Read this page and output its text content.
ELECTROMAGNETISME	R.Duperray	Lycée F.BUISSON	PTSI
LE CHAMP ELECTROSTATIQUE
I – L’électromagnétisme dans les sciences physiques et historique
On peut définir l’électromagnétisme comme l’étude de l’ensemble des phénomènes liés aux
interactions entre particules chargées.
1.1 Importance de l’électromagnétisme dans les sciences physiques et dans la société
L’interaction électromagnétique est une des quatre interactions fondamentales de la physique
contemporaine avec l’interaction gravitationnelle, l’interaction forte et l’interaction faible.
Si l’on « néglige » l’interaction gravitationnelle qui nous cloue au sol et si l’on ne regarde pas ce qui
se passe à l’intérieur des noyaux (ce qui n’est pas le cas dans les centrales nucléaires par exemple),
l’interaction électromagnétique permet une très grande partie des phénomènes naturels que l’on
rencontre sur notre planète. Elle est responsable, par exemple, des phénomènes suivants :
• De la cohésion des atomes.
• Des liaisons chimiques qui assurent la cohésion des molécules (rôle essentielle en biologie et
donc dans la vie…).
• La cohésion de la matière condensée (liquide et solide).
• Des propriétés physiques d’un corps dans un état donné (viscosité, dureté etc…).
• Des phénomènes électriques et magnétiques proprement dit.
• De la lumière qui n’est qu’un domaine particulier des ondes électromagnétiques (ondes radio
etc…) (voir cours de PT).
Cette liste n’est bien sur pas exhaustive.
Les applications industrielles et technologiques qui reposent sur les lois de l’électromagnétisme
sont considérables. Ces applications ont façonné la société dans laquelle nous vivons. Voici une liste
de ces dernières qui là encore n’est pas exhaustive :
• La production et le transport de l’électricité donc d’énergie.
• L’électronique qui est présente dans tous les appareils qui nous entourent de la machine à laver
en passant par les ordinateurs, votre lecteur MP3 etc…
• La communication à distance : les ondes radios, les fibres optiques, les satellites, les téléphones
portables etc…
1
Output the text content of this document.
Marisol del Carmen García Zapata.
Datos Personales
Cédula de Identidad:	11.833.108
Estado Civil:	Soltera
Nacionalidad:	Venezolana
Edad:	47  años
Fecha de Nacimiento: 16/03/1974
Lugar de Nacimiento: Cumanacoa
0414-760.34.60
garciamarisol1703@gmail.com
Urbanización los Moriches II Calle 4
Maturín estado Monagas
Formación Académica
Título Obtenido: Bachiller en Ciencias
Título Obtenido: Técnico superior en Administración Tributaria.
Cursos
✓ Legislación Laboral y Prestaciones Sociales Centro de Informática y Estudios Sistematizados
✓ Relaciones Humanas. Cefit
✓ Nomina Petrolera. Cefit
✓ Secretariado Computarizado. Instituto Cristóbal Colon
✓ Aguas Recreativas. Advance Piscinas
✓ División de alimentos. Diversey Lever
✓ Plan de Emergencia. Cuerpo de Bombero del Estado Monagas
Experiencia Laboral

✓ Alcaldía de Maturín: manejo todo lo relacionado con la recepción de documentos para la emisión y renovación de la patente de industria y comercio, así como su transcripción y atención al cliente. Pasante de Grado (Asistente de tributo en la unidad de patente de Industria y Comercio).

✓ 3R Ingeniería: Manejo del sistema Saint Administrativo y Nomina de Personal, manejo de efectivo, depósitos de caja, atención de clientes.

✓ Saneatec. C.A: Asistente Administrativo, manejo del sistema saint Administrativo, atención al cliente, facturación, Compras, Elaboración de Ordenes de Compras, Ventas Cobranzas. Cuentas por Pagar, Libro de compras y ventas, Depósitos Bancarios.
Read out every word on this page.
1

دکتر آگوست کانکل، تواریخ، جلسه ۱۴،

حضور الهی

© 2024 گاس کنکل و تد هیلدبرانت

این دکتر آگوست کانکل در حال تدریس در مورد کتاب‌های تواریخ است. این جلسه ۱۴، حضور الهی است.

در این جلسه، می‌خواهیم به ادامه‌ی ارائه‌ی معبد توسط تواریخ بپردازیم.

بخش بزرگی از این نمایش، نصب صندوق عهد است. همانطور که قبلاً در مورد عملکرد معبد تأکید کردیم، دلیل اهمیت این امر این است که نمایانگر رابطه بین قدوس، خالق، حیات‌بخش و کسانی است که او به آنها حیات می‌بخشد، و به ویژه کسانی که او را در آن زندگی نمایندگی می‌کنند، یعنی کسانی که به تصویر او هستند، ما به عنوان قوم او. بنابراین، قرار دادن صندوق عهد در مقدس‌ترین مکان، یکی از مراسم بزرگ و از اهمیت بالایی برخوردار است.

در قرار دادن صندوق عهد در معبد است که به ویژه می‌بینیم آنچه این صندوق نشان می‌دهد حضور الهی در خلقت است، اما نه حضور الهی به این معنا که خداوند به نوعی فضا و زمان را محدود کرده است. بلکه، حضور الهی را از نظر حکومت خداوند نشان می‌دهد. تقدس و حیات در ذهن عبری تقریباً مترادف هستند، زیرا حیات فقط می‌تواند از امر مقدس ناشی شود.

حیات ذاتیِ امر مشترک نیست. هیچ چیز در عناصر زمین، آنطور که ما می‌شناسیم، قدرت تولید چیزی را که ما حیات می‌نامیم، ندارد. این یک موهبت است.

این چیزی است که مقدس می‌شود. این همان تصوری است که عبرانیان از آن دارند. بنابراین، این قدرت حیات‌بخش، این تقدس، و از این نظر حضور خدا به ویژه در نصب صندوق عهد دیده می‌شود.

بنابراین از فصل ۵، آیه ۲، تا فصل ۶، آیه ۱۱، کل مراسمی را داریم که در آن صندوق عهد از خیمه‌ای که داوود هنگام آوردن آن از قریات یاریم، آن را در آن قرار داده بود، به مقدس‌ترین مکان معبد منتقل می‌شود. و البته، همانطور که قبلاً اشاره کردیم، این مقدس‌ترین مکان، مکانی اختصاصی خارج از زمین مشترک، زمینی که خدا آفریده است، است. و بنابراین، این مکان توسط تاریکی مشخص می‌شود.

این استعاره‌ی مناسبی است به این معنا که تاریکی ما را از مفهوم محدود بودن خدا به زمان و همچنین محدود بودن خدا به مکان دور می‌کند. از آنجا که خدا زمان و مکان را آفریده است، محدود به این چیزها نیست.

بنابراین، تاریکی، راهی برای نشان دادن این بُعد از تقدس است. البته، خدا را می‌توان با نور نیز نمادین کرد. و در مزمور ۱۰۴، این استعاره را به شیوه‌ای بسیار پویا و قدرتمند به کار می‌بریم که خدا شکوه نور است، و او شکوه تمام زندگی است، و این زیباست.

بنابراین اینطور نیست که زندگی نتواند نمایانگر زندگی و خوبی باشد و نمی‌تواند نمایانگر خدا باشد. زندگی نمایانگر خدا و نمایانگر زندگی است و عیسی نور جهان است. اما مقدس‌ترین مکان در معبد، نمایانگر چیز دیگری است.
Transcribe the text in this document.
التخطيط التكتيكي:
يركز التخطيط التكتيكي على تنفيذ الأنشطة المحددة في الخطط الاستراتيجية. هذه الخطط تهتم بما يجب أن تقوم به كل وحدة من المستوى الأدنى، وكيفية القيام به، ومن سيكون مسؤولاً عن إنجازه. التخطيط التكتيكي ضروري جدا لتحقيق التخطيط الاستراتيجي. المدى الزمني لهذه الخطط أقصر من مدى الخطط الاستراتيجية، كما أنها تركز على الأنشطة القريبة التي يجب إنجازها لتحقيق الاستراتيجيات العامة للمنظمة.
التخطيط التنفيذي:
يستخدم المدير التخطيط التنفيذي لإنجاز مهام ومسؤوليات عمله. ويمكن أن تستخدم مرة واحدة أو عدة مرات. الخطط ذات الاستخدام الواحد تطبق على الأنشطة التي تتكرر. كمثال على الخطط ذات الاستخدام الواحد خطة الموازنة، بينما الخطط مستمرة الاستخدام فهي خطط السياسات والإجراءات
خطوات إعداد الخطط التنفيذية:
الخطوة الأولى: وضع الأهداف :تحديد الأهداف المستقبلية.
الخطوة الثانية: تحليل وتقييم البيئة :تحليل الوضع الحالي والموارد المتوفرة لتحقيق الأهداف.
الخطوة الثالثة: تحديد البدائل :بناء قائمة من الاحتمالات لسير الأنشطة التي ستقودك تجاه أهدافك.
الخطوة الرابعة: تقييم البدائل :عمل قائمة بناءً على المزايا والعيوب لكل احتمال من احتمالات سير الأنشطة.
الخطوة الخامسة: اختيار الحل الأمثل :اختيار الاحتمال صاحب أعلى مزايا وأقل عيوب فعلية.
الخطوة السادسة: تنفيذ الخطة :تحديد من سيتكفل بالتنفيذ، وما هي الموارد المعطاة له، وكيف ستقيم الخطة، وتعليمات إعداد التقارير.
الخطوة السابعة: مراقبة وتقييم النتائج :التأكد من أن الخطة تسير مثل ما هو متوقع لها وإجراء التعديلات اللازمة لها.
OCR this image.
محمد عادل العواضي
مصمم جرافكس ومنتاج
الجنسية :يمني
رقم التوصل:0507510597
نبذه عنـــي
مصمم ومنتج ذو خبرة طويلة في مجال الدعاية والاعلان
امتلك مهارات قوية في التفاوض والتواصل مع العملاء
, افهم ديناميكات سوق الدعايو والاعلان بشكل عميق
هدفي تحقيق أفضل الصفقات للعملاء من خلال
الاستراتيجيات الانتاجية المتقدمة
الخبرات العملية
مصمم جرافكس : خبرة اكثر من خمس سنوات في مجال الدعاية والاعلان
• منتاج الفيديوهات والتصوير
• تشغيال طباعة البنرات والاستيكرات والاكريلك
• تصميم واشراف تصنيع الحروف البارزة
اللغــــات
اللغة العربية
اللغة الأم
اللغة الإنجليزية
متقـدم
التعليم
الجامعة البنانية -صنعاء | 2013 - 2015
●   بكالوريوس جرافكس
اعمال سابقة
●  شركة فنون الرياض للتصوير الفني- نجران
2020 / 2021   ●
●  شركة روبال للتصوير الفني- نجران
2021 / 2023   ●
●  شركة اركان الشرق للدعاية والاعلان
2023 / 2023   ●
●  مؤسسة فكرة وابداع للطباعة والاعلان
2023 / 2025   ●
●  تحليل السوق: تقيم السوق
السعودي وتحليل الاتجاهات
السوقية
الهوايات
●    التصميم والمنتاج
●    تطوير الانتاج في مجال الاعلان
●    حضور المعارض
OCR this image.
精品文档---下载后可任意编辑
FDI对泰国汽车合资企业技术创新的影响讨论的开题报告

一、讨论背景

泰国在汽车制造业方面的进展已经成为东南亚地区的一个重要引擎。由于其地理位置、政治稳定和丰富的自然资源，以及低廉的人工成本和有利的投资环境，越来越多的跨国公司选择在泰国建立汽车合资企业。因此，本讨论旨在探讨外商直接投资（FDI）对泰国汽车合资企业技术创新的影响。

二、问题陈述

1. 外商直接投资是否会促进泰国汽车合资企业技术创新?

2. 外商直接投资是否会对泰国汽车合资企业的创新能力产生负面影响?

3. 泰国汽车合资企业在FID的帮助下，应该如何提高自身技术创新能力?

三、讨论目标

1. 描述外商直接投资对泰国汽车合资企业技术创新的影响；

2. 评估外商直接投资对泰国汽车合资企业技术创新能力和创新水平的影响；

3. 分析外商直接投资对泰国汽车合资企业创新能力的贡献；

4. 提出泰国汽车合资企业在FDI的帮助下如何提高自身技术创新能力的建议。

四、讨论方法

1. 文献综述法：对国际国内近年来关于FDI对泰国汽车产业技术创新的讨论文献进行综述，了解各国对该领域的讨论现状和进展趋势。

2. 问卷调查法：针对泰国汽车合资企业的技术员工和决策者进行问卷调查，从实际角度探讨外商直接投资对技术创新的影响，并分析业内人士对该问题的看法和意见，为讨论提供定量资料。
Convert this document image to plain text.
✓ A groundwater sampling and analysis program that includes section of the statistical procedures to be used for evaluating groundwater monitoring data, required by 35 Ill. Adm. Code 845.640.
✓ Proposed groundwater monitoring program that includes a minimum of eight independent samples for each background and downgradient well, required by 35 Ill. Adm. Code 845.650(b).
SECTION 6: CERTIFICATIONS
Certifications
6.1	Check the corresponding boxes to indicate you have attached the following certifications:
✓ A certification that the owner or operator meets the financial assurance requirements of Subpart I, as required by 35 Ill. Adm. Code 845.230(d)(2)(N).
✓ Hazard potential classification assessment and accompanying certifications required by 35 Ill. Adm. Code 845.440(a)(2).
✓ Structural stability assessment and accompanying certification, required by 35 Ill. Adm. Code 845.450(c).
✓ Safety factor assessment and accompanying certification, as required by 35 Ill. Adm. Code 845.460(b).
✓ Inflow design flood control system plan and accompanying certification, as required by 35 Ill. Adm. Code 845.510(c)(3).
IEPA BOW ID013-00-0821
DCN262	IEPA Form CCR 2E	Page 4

━━━━

Identify each line of the material where the word "جلسه" shows up, and copy it.

ANSWER FOR THE TASK:
دکتر آگوست کانکل، تواریخ، جلسه ۱۴،
این دکتر آگوست کانکل در حال تدریس در مورد کتاب‌های تواریخ است. این جلسه ۱۴، حضور الهی است.
در این جلسه، می‌خواهیم به ادامه‌ی ارائه‌ی معبد توسط تواریخ بپردازیم.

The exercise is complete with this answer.